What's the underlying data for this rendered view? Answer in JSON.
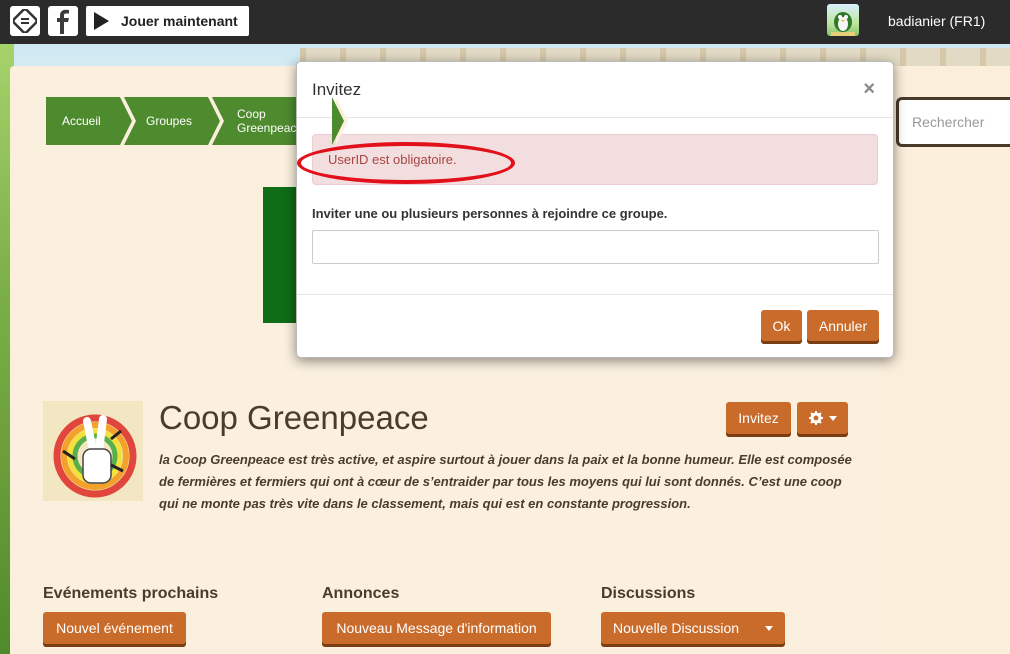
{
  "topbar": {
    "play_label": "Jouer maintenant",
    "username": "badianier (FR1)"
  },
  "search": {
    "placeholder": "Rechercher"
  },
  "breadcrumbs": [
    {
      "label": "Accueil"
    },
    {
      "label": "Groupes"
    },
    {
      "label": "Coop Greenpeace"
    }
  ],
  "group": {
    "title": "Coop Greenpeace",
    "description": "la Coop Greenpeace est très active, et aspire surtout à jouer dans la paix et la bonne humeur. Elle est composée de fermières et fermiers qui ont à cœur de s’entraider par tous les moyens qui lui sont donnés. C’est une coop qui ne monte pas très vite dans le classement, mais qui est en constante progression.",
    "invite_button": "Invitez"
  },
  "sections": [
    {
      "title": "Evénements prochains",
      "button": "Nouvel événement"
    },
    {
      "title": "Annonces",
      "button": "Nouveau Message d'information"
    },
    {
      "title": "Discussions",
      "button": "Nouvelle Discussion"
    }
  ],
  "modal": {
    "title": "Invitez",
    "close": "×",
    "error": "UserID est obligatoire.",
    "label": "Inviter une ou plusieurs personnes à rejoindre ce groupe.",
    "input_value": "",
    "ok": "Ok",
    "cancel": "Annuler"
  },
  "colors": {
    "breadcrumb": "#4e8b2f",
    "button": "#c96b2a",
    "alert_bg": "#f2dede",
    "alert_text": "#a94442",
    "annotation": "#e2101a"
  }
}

########

> **Exercise directions**
Make an exact copy of the whole listing, but don't bring over any pictures.

> **Exercise solution**
What's the underlying data for this rendered view? Answer in JSON.
{
  "topbar": {
    "play_label": "Jouer maintenant",
    "username": "badianier (FR1)"
  },
  "search": {
    "placeholder": "Rechercher"
  },
  "breadcrumbs": [
    {
      "label": "Accueil"
    },
    {
      "label": "Groupes"
    },
    {
      "label": "Coop Greenpeace"
    }
  ],
  "group": {
    "title": "Coop Greenpeace",
    "description": "la Coop Greenpeace est très active, et aspire surtout à jouer dans la paix et la bonne humeur. Elle est composée de fermières et fermiers qui ont à cœur de s’entraider par tous les moyens qui lui sont donnés. C’est une coop qui ne monte pas très vite dans le classement, mais qui est en constante progression.",
    "invite_button": "Invitez"
  },
  "sections": [
    {
      "title": "Evénements prochains",
      "button": "Nouvel événement"
    },
    {
      "title": "Annonces",
      "button": "Nouveau Message d'information"
    },
    {
      "title": "Discussions",
      "button": "Nouvelle Discussion"
    }
  ],
  "modal": {
    "title": "Invitez",
    "close": "×",
    "error": "UserID est obligatoire.",
    "label": "Inviter une ou plusieurs personnes à rejoindre ce groupe.",
    "input_value": "",
    "ok": "Ok",
    "cancel": "Annuler"
  },
  "colors": {
    "breadcrumb": "#4e8b2f",
    "button": "#c96b2a",
    "alert_bg": "#f2dede",
    "alert_text": "#a94442",
    "annotation": "#e2101a"
  }
}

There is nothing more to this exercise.